Copy out every line in the entries below that includes "icon".

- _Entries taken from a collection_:

____

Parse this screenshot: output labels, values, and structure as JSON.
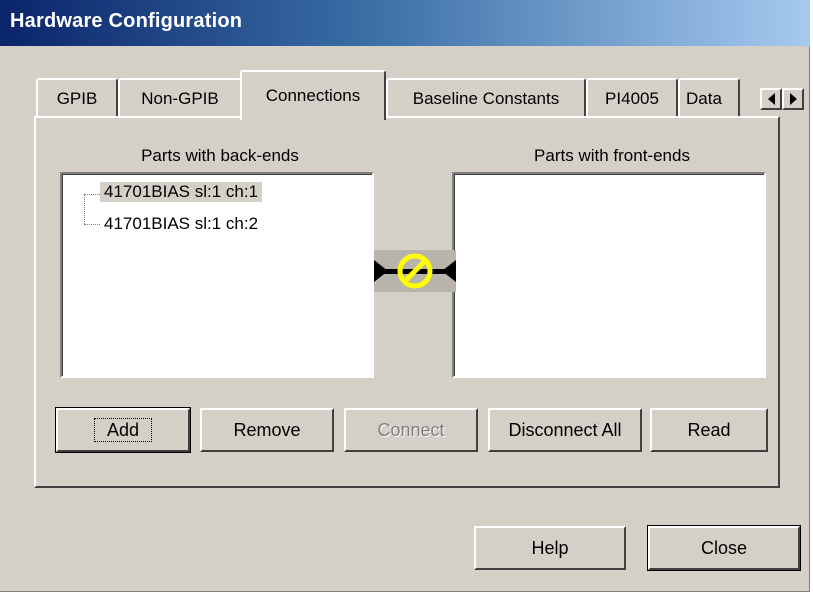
{
  "window": {
    "title": "Hardware Configuration"
  },
  "tabs": [
    {
      "label": "GPIB",
      "active": false
    },
    {
      "label": "Non-GPIB",
      "active": false
    },
    {
      "label": "Connections",
      "active": true
    },
    {
      "label": "Baseline Constants",
      "active": false
    },
    {
      "label": "PI4005",
      "active": false
    },
    {
      "label": "Data",
      "active": false
    }
  ],
  "tab_scroll": {
    "left_icon": "arrow-left-icon",
    "right_icon": "arrow-right-icon"
  },
  "connections": {
    "back_ends_header": "Parts with back-ends",
    "front_ends_header": "Parts with front-ends",
    "back_ends_items": [
      {
        "label": "41701BIAS sl:1 ch:1",
        "selected": true
      },
      {
        "label": "41701BIAS sl:1 ch:2",
        "selected": false
      }
    ],
    "front_ends_items": [],
    "connector_icon": "disconnected-icon",
    "connector_color": "#ffff00"
  },
  "actions": {
    "add": "Add",
    "remove": "Remove",
    "connect": "Connect",
    "disconnect_all": "Disconnect All",
    "read": "Read"
  },
  "footer": {
    "help": "Help",
    "close": "Close"
  }
}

____

- _Output for this exercise_:
    "left_icon": "arrow-left-icon",
    "right_icon": "arrow-right-icon"
    "connector_icon": "disconnected-icon",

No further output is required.